◆ TASK REQUIREMENTS:
Reproduce the following lines word for word, with every character unchanged.

◆ TASK INPUTS:
━━━━━━━━

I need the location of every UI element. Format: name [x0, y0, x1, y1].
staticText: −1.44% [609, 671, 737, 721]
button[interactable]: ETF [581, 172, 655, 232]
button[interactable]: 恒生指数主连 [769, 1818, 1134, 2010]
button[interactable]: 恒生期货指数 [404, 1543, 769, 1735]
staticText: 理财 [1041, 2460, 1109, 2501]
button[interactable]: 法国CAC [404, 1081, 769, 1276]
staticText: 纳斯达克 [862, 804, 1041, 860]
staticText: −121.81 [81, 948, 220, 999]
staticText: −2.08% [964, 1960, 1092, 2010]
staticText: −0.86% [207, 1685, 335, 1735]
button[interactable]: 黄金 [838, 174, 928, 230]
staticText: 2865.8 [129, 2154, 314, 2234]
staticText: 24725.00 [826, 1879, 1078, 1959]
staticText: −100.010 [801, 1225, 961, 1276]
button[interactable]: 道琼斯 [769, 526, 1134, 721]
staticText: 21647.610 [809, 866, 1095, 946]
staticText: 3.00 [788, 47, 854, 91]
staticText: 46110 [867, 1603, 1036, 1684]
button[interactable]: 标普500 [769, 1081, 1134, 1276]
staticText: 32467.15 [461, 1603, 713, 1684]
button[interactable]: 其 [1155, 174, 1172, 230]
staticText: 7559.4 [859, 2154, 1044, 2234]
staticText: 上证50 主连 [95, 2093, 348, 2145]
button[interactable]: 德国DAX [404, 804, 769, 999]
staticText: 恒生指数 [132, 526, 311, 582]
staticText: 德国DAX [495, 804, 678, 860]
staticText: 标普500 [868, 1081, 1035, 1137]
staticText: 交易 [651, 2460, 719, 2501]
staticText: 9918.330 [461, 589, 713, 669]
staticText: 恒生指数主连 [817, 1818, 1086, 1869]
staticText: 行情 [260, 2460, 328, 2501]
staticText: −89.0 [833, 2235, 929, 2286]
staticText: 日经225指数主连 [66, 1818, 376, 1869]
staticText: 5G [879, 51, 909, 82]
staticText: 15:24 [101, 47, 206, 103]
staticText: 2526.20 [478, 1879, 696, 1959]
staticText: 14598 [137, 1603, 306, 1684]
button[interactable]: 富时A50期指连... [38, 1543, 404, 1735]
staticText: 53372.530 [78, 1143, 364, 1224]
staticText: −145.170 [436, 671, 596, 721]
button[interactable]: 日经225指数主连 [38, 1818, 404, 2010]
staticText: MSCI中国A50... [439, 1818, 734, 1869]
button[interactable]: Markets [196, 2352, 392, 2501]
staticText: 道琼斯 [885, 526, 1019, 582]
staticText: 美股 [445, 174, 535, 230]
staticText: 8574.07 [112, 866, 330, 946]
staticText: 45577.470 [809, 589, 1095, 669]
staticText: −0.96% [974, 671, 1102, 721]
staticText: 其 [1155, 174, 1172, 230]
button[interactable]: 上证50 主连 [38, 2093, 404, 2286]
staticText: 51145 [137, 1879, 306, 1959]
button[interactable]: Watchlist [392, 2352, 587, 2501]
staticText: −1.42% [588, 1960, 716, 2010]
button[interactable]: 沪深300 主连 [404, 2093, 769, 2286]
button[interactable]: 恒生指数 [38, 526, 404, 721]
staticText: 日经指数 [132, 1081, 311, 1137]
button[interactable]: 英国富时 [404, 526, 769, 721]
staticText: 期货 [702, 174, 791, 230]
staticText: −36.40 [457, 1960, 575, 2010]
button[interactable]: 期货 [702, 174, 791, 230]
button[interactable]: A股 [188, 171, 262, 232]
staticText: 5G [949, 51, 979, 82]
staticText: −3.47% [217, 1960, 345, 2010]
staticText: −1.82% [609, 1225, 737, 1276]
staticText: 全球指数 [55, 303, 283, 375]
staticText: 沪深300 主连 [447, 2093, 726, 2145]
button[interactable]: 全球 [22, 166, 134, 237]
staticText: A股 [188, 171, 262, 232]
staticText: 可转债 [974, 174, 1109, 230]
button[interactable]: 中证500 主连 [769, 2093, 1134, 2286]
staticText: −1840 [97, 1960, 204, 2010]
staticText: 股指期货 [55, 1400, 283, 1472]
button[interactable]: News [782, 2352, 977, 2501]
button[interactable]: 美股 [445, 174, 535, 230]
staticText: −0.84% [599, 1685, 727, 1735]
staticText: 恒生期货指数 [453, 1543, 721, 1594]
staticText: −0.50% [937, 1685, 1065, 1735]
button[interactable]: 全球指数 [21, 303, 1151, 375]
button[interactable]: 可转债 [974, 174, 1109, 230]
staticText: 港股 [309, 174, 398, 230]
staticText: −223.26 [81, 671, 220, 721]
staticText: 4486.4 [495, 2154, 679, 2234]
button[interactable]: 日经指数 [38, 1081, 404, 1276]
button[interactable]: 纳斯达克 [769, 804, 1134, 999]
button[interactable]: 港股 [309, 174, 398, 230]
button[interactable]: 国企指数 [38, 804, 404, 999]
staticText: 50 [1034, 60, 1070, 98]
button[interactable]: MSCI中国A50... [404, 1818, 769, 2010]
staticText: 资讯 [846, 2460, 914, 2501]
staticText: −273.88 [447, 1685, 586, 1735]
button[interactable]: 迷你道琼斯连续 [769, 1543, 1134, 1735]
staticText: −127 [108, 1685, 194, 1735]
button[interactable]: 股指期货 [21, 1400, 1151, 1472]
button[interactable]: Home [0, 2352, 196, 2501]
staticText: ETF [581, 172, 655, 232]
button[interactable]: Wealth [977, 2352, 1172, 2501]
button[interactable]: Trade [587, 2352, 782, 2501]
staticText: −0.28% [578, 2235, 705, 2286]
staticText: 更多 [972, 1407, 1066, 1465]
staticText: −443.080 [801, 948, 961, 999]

━━━━━━━━

◆ FINAL RESULT:
I need the location of every UI element. Format: name [x0, y0, x1, y1].
staticText: −1.44% [609, 671, 737, 721]
button[interactable]: ETF [581, 172, 655, 232]
button[interactable]: 恒生指数主连 [769, 1818, 1134, 2010]
button[interactable]: 恒生期货指数 [404, 1543, 769, 1735]
staticText: 理财 [1041, 2460, 1109, 2501]
button[interactable]: 法国CAC [404, 1081, 769, 1276]
staticText: 纳斯达克 [862, 804, 1041, 860]
staticText: −121.81 [81, 948, 220, 999]
staticText: −2.08% [964, 1960, 1092, 2010]
staticText: −0.86% [207, 1685, 335, 1735]
button[interactable]: 黄金 [838, 174, 928, 230]
staticText: 2865.8 [129, 2154, 314, 2234]
staticText: 24725.00 [826, 1879, 1078, 1959]
staticText: −100.010 [801, 1225, 961, 1276]
button[interactable]: 道琼斯 [769, 526, 1134, 721]
staticText: 21647.610 [809, 866, 1095, 946]
staticText: 3.00 [788, 47, 854, 91]
staticText: 46110 [867, 1603, 1036, 1684]
button[interactable]: 标普500 [769, 1081, 1134, 1276]
staticText: 32467.15 [461, 1603, 713, 1684]
button[interactable]: 其 [1155, 174, 1172, 230]
staticText: 7559.4 [859, 2154, 1044, 2234]
staticText: 上证50 主连 [95, 2093, 348, 2145]
button[interactable]: 德国DAX [404, 804, 769, 999]
staticText: 恒生指数 [132, 526, 311, 582]
staticText: 德国DAX [495, 804, 678, 860]
staticText: 标普500 [868, 1081, 1035, 1137]
staticText: 交易 [651, 2460, 719, 2501]
staticText: 9918.330 [461, 589, 713, 669]
staticText: 恒生指数主连 [817, 1818, 1086, 1869]
staticText: 行情 [260, 2460, 328, 2501]
staticText: −89.0 [833, 2235, 929, 2286]
staticText: 日经225指数主连 [66, 1818, 376, 1869]
staticText: 5G [879, 51, 909, 82]
staticText: 15:24 [101, 47, 206, 103]
staticText: 2526.20 [478, 1879, 696, 1959]
staticText: 14598 [137, 1603, 306, 1684]
button[interactable]: 富时A50期指连... [38, 1543, 404, 1735]
staticText: 53372.530 [78, 1143, 364, 1224]
staticText: −145.170 [436, 671, 596, 721]
button[interactable]: 日经225指数主连 [38, 1818, 404, 2010]
staticText: MSCI中国A50... [439, 1818, 734, 1869]
button[interactable]: Markets [196, 2352, 392, 2501]
staticText: 道琼斯 [885, 526, 1019, 582]
staticText: 美股 [445, 174, 535, 230]
staticText: 8574.07 [112, 866, 330, 946]
staticText: 45577.470 [809, 589, 1095, 669]
staticText: −0.96% [974, 671, 1102, 721]
staticText: 其 [1155, 174, 1172, 230]
button[interactable]: 上证50 主连 [38, 2093, 404, 2286]
staticText: 51145 [137, 1879, 306, 1959]
button[interactable]: Watchlist [392, 2352, 587, 2501]
staticText: −1.42% [588, 1960, 716, 2010]
button[interactable]: 沪深300 主连 [404, 2093, 769, 2286]
button[interactable]: 恒生指数 [38, 526, 404, 721]
staticText: 日经指数 [132, 1081, 311, 1137]
button[interactable]: 英国富时 [404, 526, 769, 721]
staticText: 期货 [702, 174, 791, 230]
staticText: −36.40 [457, 1960, 575, 2010]
button[interactable]: 期货 [702, 174, 791, 230]
button[interactable]: A股 [188, 171, 262, 232]
staticText: 5G [949, 51, 979, 82]
staticText: −3.47% [217, 1960, 345, 2010]
staticText: −1.82% [609, 1225, 737, 1276]
staticText: 全球指数 [55, 303, 283, 375]
staticText: 沪深300 主连 [447, 2093, 726, 2145]
button[interactable]: 全球 [22, 166, 134, 237]
staticText: A股 [188, 171, 262, 232]
staticText: 可转债 [974, 174, 1109, 230]
button[interactable]: 中证500 主连 [769, 2093, 1134, 2286]
staticText: −1840 [97, 1960, 204, 2010]
staticText: 股指期货 [55, 1400, 283, 1472]
button[interactable]: News [782, 2352, 977, 2501]
button[interactable]: 美股 [445, 174, 535, 230]
staticText: −0.84% [599, 1685, 727, 1735]
staticText: 恒生期货指数 [453, 1543, 721, 1594]
staticText: −0.50% [937, 1685, 1065, 1735]
button[interactable]: 全球指数 [21, 303, 1151, 375]
button[interactable]: 可转债 [974, 174, 1109, 230]
staticText: 港股 [309, 174, 398, 230]
staticText: −223.26 [81, 671, 220, 721]
staticText: 4486.4 [495, 2154, 679, 2234]
button[interactable]: 日经指数 [38, 1081, 404, 1276]
button[interactable]: 纳斯达克 [769, 804, 1134, 999]
button[interactable]: 港股 [309, 174, 398, 230]
button[interactable]: 国企指数 [38, 804, 404, 999]
staticText: 50 [1034, 60, 1070, 98]
button[interactable]: MSCI中国A50... [404, 1818, 769, 2010]
staticText: 资讯 [846, 2460, 914, 2501]
staticText: −273.88 [447, 1685, 586, 1735]
button[interactable]: 迷你道琼斯连续 [769, 1543, 1134, 1735]
staticText: −127 [108, 1685, 194, 1735]
button[interactable]: 股指期货 [21, 1400, 1151, 1472]
button[interactable]: Home [0, 2352, 196, 2501]
staticText: ETF [581, 172, 655, 232]
button[interactable]: Wealth [977, 2352, 1172, 2501]
button[interactable]: Trade [587, 2352, 782, 2501]
staticText: −0.28% [578, 2235, 705, 2286]
staticText: 更多 [972, 1407, 1066, 1465]
staticText: −443.080 [801, 948, 961, 999]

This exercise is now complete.